Dataset items:
================================

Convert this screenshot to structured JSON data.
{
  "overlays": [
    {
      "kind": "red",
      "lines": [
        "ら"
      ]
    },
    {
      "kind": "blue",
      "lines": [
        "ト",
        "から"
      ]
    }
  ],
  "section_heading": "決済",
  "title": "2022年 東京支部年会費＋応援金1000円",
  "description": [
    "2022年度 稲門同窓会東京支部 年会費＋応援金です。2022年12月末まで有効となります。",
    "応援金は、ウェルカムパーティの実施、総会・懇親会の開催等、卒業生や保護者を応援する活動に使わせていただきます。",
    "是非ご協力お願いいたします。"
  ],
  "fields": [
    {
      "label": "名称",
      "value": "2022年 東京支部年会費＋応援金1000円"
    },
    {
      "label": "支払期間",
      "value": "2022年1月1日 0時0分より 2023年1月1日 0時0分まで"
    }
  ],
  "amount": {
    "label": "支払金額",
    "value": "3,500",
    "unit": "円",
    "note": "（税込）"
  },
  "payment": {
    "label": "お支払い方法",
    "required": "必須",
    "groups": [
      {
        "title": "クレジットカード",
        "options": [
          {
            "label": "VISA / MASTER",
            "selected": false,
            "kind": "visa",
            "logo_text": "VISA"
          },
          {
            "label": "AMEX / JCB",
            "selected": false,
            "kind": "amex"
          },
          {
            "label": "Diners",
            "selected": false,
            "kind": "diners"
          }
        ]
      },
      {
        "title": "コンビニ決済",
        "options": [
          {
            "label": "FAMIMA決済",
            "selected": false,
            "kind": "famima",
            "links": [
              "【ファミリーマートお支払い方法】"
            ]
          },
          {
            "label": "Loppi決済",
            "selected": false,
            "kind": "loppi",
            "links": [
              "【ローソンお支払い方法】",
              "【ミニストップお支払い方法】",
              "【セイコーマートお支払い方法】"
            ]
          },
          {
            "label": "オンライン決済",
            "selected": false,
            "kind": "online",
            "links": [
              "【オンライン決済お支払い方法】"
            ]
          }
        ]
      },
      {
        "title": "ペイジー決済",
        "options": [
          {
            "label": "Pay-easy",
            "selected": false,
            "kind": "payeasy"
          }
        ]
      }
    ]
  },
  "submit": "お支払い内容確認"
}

================================

__What is required__: Please reproduce each line exactly as written.

__Exercise result__:
Convert this screenshot to structured JSON data.
{
  "overlays": [
    {
      "kind": "red",
      "lines": [
        "ら"
      ]
    },
    {
      "kind": "blue",
      "lines": [
        "ト",
        "から"
      ]
    }
  ],
  "section_heading": "決済",
  "title": "2022年 東京支部年会費＋応援金1000円",
  "description": [
    "2022年度 稲門同窓会東京支部 年会費＋応援金です。2022年12月末まで有効となります。",
    "応援金は、ウェルカムパーティの実施、総会・懇親会の開催等、卒業生や保護者を応援する活動に使わせていただきます。",
    "是非ご協力お願いいたします。"
  ],
  "fields": [
    {
      "label": "名称",
      "value": "2022年 東京支部年会費＋応援金1000円"
    },
    {
      "label": "支払期間",
      "value": "2022年1月1日 0時0分より 2023年1月1日 0時0分まで"
    }
  ],
  "amount": {
    "label": "支払金額",
    "value": "3,500",
    "unit": "円",
    "note": "（税込）"
  },
  "payment": {
    "label": "お支払い方法",
    "required": "必須",
    "groups": [
      {
        "title": "クレジットカード",
        "options": [
          {
            "label": "VISA / MASTER",
            "selected": false,
            "kind": "visa",
            "logo_text": "VISA"
          },
          {
            "label": "AMEX / JCB",
            "selected": false,
            "kind": "amex"
          },
          {
            "label": "Diners",
            "selected": false,
            "kind": "diners"
          }
        ]
      },
      {
        "title": "コンビニ決済",
        "options": [
          {
            "label": "FAMIMA決済",
            "selected": false,
            "kind": "famima",
            "links": [
              "【ファミリーマートお支払い方法】"
            ]
          },
          {
            "label": "Loppi決済",
            "selected": false,
            "kind": "loppi",
            "links": [
              "【ローソンお支払い方法】",
              "【ミニストップお支払い方法】",
              "【セイコーマートお支払い方法】"
            ]
          },
          {
            "label": "オンライン決済",
            "selected": false,
            "kind": "online",
            "links": [
              "【オンライン決済お支払い方法】"
            ]
          }
        ]
      },
      {
        "title": "ペイジー決済",
        "options": [
          {
            "label": "Pay-easy",
            "selected": false,
            "kind": "payeasy"
          }
        ]
      }
    ]
  },
  "submit": "お支払い内容確認"
}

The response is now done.